╔══
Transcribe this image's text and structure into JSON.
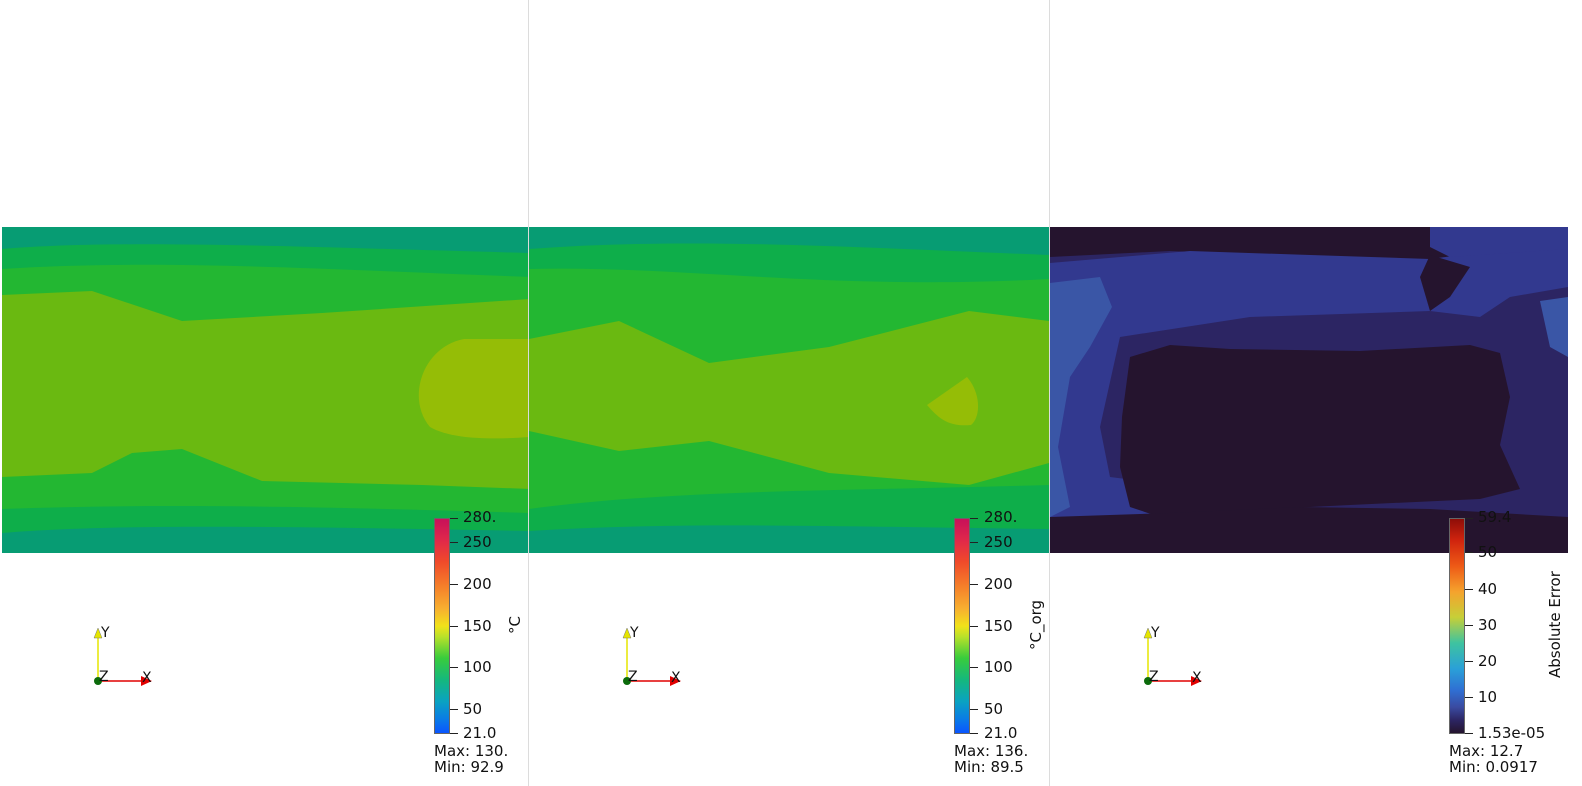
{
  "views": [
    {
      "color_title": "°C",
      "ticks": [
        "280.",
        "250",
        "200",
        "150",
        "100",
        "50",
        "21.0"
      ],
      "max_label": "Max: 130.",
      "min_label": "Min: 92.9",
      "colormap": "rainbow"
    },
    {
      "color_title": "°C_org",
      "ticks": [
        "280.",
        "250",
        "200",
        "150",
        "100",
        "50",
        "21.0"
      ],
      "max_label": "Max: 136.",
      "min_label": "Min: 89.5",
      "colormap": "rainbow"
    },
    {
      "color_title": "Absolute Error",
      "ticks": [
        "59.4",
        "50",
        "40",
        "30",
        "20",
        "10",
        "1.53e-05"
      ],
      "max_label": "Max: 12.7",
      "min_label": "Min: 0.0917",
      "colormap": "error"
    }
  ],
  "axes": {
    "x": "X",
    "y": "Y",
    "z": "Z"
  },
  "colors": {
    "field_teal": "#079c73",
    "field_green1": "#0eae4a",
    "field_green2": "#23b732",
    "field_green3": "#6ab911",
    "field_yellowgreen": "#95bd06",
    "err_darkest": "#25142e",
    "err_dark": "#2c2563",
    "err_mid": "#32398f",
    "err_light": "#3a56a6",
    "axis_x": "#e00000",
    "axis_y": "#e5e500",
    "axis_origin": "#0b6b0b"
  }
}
╚══
╔══
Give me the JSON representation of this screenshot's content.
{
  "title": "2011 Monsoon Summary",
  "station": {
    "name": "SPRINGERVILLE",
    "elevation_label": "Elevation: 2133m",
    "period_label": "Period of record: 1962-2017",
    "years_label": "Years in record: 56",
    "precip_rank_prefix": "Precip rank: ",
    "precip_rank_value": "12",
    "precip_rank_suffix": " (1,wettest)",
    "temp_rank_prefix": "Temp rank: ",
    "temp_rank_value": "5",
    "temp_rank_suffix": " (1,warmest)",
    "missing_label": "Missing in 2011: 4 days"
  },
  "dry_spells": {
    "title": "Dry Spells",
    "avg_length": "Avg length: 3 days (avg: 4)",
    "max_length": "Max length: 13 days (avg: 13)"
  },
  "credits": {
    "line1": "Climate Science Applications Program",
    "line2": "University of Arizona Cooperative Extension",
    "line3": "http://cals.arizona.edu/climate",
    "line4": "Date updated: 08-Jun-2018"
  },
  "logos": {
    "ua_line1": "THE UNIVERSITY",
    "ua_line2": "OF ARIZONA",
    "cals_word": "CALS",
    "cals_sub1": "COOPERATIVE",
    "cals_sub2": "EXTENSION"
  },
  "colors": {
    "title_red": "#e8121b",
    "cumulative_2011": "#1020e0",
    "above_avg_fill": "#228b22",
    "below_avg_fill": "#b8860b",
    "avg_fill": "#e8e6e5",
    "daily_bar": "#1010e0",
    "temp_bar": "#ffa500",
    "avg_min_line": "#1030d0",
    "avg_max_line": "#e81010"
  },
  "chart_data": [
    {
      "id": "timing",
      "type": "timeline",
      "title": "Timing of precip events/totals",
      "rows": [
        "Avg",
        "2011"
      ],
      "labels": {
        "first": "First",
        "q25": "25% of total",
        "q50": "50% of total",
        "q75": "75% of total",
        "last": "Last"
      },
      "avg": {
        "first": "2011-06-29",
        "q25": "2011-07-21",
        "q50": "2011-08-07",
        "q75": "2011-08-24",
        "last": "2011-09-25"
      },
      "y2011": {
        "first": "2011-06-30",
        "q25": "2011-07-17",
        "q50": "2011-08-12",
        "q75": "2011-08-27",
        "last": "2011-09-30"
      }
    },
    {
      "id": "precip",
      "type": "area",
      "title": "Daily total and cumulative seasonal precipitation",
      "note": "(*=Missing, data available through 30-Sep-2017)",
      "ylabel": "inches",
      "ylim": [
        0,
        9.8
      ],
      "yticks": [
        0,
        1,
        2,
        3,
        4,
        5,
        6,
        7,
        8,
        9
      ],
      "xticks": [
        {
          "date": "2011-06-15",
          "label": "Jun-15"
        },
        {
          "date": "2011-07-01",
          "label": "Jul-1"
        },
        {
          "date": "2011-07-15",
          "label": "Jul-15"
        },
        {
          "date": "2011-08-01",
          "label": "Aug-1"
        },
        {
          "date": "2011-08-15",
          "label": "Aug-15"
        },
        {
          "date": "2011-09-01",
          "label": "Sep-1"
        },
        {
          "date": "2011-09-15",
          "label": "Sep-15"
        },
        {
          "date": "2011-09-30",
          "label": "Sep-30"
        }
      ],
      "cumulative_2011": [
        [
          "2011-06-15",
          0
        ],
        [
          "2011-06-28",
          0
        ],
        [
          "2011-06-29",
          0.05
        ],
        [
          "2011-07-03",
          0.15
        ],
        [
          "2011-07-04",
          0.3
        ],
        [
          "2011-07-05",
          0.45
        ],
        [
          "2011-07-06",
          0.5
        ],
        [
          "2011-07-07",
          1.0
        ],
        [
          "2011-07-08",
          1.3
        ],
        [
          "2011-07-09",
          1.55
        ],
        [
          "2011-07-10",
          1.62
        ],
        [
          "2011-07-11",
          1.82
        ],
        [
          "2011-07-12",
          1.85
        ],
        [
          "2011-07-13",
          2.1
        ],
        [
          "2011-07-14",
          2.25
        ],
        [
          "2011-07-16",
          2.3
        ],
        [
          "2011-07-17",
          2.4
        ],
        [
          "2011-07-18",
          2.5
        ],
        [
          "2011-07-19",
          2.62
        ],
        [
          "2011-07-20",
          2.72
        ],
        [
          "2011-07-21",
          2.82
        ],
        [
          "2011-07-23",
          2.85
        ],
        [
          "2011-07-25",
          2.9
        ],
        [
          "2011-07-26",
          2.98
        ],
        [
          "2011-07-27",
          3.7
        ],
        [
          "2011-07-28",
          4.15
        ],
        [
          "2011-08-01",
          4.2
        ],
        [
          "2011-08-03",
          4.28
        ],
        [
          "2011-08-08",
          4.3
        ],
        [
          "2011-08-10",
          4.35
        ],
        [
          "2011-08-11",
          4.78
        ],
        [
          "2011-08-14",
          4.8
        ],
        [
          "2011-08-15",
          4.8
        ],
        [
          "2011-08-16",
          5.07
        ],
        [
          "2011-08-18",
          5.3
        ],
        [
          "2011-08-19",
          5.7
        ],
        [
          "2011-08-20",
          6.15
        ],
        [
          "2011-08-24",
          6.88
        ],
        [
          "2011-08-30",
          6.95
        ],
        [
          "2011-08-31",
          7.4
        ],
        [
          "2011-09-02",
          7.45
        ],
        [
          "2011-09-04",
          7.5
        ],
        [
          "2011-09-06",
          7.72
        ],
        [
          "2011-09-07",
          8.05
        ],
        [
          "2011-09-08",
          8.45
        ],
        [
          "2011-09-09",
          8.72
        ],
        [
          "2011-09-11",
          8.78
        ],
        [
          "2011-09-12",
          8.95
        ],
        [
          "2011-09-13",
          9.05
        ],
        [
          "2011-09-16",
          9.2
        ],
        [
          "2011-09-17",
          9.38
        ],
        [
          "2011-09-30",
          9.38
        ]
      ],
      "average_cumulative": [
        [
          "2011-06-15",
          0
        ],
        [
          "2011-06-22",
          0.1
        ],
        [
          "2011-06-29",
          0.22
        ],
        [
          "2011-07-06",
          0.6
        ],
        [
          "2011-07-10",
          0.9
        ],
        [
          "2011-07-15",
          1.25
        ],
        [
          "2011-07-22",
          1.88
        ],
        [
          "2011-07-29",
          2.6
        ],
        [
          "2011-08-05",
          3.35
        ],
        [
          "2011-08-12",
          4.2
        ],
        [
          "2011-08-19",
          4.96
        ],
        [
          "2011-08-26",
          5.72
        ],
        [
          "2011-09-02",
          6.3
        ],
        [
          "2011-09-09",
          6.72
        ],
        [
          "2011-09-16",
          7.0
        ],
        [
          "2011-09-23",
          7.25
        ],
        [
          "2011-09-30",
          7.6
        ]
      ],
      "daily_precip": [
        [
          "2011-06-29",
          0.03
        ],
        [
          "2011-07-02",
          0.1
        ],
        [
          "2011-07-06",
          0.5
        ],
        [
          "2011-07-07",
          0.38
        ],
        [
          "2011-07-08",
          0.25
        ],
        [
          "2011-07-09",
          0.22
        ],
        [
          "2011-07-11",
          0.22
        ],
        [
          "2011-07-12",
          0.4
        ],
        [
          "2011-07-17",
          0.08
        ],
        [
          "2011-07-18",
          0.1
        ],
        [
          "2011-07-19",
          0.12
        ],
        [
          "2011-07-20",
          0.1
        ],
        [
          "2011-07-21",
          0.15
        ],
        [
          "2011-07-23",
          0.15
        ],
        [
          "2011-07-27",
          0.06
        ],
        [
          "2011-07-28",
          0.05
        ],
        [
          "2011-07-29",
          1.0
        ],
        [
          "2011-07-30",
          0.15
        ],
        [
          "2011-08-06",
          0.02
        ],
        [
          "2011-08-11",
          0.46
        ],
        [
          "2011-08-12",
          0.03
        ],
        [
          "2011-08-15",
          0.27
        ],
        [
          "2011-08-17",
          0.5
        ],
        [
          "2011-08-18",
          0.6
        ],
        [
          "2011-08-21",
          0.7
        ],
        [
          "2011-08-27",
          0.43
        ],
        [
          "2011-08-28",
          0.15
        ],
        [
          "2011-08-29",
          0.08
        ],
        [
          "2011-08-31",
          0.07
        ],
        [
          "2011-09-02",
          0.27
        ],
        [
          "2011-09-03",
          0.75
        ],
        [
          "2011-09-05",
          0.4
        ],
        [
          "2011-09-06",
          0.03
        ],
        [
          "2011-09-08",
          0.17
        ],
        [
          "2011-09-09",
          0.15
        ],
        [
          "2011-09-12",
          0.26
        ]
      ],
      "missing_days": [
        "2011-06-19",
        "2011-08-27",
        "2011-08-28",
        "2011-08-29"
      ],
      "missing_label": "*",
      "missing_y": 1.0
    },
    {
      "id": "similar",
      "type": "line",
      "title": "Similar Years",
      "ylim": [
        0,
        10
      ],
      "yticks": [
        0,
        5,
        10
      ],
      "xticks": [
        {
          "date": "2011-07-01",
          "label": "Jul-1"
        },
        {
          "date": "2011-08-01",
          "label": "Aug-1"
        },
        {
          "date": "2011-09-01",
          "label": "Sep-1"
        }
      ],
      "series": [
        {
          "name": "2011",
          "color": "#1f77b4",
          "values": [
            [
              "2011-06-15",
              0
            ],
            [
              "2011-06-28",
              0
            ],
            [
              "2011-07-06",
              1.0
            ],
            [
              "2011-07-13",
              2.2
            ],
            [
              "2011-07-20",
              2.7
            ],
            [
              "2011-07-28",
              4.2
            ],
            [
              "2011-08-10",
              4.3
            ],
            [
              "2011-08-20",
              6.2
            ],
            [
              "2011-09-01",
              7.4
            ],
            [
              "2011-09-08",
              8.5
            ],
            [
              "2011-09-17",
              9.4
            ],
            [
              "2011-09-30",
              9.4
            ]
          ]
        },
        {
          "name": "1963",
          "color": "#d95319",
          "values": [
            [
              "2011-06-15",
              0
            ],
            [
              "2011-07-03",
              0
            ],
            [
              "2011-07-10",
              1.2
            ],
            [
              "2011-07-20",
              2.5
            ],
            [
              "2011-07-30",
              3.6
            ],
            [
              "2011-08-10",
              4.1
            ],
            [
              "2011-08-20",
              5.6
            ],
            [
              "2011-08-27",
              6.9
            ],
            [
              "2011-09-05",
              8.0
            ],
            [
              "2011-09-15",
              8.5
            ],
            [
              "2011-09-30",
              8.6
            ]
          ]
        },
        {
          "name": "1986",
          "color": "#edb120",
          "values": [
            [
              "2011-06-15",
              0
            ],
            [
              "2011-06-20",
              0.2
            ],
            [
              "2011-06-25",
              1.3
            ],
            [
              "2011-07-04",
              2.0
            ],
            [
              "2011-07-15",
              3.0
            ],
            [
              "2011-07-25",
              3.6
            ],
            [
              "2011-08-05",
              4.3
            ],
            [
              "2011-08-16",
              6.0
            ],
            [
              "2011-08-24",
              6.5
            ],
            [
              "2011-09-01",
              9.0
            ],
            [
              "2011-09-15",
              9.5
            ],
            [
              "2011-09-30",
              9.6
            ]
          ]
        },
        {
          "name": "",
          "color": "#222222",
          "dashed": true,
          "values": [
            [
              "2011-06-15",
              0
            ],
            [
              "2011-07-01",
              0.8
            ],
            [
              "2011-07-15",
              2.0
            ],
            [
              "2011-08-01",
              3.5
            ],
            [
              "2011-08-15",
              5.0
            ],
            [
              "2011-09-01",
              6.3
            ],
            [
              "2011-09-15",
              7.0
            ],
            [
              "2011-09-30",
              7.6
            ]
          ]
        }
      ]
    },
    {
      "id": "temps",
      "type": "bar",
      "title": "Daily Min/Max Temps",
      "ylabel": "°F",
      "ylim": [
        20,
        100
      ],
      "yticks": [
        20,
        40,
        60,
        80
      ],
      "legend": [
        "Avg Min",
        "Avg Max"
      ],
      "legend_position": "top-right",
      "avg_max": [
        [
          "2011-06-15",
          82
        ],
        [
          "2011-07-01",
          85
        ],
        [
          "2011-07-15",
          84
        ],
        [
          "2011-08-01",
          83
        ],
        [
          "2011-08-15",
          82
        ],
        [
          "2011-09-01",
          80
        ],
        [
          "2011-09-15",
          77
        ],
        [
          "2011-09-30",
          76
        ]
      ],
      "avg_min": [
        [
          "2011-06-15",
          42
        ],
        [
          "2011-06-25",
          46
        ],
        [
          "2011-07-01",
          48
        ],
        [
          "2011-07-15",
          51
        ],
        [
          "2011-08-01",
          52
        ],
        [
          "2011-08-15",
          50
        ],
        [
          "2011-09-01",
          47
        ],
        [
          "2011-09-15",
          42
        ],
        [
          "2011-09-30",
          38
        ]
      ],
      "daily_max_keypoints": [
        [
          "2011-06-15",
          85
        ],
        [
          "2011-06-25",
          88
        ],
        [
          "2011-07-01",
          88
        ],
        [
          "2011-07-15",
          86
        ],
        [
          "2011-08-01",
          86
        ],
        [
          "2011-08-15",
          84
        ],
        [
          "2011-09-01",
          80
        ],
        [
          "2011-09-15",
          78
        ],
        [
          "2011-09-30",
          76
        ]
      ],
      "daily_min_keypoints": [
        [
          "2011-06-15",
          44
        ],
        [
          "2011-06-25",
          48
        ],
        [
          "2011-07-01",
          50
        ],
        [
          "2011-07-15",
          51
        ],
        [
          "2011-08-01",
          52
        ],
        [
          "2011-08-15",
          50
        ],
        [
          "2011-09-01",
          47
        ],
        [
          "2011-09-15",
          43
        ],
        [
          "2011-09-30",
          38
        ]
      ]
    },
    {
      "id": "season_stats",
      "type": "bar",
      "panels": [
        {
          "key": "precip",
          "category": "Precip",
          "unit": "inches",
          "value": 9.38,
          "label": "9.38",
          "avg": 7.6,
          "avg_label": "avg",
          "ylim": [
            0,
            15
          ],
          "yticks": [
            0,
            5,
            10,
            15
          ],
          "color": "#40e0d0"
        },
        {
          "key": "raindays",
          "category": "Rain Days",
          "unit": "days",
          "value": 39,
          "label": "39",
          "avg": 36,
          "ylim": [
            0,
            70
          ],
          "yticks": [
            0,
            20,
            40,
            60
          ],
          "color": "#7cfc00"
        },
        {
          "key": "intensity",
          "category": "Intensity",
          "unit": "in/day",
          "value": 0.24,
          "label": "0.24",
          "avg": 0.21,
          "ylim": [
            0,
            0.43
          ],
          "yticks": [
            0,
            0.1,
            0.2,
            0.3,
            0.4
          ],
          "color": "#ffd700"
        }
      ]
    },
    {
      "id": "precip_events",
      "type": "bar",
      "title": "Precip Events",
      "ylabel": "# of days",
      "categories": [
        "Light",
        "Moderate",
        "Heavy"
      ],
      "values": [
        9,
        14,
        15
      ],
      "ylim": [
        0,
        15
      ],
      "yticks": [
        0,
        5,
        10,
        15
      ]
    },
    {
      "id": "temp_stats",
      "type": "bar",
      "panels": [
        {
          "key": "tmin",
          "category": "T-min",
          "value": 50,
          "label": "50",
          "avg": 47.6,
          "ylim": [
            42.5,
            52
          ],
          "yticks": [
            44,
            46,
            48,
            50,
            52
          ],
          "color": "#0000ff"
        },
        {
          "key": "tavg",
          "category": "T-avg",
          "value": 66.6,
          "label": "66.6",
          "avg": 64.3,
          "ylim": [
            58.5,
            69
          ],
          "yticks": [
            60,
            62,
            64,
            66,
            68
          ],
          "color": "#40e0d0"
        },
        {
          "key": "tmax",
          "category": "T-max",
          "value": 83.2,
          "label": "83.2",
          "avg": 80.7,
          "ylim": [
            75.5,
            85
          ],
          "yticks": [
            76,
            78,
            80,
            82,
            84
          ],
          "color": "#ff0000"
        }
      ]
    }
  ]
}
╚══
(Instruction) Show the lines of the records that include the string "JSON".

(Answer for this exercise)
Transcribe this image's text and structure into JSON.
Give me the JSON representation of this screenshot's content.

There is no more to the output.